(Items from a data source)
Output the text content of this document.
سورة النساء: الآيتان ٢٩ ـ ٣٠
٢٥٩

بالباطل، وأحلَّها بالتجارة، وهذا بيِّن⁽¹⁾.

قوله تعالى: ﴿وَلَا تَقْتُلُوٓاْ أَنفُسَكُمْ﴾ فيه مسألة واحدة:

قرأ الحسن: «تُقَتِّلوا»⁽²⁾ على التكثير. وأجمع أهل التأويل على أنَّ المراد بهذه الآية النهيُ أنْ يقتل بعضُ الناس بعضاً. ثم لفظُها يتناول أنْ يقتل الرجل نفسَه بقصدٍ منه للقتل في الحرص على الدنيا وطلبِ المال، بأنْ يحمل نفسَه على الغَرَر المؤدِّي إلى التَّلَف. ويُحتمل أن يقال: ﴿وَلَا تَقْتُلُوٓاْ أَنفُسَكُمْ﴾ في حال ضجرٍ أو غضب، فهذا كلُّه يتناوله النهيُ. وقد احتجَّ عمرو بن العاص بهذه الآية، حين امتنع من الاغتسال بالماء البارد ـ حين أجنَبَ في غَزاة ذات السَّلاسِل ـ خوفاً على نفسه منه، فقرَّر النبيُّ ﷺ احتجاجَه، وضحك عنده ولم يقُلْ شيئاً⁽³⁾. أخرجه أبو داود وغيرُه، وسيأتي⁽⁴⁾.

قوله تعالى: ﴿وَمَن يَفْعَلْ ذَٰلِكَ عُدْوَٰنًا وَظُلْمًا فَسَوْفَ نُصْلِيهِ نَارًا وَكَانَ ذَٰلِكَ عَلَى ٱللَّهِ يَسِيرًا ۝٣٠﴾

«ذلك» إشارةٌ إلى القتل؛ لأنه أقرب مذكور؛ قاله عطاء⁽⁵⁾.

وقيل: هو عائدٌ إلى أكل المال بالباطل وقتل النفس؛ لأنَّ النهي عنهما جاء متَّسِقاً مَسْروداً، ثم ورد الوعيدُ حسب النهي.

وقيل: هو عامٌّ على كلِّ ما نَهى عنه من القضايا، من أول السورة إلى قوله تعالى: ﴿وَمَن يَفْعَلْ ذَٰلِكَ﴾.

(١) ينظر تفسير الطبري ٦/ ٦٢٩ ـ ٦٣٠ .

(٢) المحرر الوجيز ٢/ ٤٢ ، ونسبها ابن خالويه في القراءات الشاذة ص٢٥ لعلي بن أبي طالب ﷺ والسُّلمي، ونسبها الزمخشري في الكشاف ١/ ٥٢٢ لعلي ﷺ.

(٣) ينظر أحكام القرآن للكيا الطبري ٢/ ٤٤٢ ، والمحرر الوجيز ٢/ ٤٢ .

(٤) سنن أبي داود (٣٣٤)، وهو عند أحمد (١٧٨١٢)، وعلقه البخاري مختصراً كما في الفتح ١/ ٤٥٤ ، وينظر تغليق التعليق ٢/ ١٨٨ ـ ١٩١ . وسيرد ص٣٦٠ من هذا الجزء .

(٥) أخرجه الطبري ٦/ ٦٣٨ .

→ **Problem**: Every line above needs to be retyped exactly.

→ **Result for this task**:
Output the text content of this document.
سورة النساء: الآيتان ٢٩ ـ ٣٠
٢٥٩

بالباطل، وأحلَّها بالتجارة، وهذا بيِّن⁽¹⁾.

قوله تعالى: ﴿وَلَا تَقْتُلُوٓاْ أَنفُسَكُمْ﴾ فيه مسألة واحدة:

قرأ الحسن: «تُقَتِّلوا»⁽²⁾ على التكثير. وأجمع أهل التأويل على أنَّ المراد بهذه الآية النهيُ أنْ يقتل بعضُ الناس بعضاً. ثم لفظُها يتناول أنْ يقتل الرجل نفسَه بقصدٍ منه للقتل في الحرص على الدنيا وطلبِ المال، بأنْ يحمل نفسَه على الغَرَر المؤدِّي إلى التَّلَف. ويُحتمل أن يقال: ﴿وَلَا تَقْتُلُوٓاْ أَنفُسَكُمْ﴾ في حال ضجرٍ أو غضب، فهذا كلُّه يتناوله النهيُ. وقد احتجَّ عمرو بن العاص بهذه الآية، حين امتنع من الاغتسال بالماء البارد ـ حين أجنَبَ في غَزاة ذات السَّلاسِل ـ خوفاً على نفسه منه، فقرَّر النبيُّ ﷺ احتجاجَه، وضحك عنده ولم يقُلْ شيئاً⁽³⁾. أخرجه أبو داود وغيرُه، وسيأتي⁽⁴⁾.

قوله تعالى: ﴿وَمَن يَفْعَلْ ذَٰلِكَ عُدْوَٰنًا وَظُلْمًا فَسَوْفَ نُصْلِيهِ نَارًا وَكَانَ ذَٰلِكَ عَلَى ٱللَّهِ يَسِيرًا ۝٣٠﴾

«ذلك» إشارةٌ إلى القتل؛ لأنه أقرب مذكور؛ قاله عطاء⁽⁵⁾.

وقيل: هو عائدٌ إلى أكل المال بالباطل وقتل النفس؛ لأنَّ النهي عنهما جاء متَّسِقاً مَسْروداً، ثم ورد الوعيدُ حسب النهي.

وقيل: هو عامٌّ على كلِّ ما نَهى عنه من القضايا، من أول السورة إلى قوله تعالى: ﴿وَمَن يَفْعَلْ ذَٰلِكَ﴾.

(١) ينظر تفسير الطبري ٦/ ٦٢٩ ـ ٦٣٠ .

(٢) المحرر الوجيز ٢/ ٤٢ ، ونسبها ابن خالويه في القراءات الشاذة ص٢٥ لعلي بن أبي طالب ﷺ والسُّلمي، ونسبها الزمخشري في الكشاف ١/ ٥٢٢ لعلي ﷺ.

(٣) ينظر أحكام القرآن للكيا الطبري ٢/ ٤٤٢ ، والمحرر الوجيز ٢/ ٤٢ .

(٤) سنن أبي داود (٣٣٤)، وهو عند أحمد (١٧٨١٢)، وعلقه البخاري مختصراً كما في الفتح ١/ ٤٥٤ ، وينظر تغليق التعليق ٢/ ١٨٨ ـ ١٩١ . وسيرد ص٣٦٠ من هذا الجزء .

(٥) أخرجه الطبري ٦/ ٦٣٨ .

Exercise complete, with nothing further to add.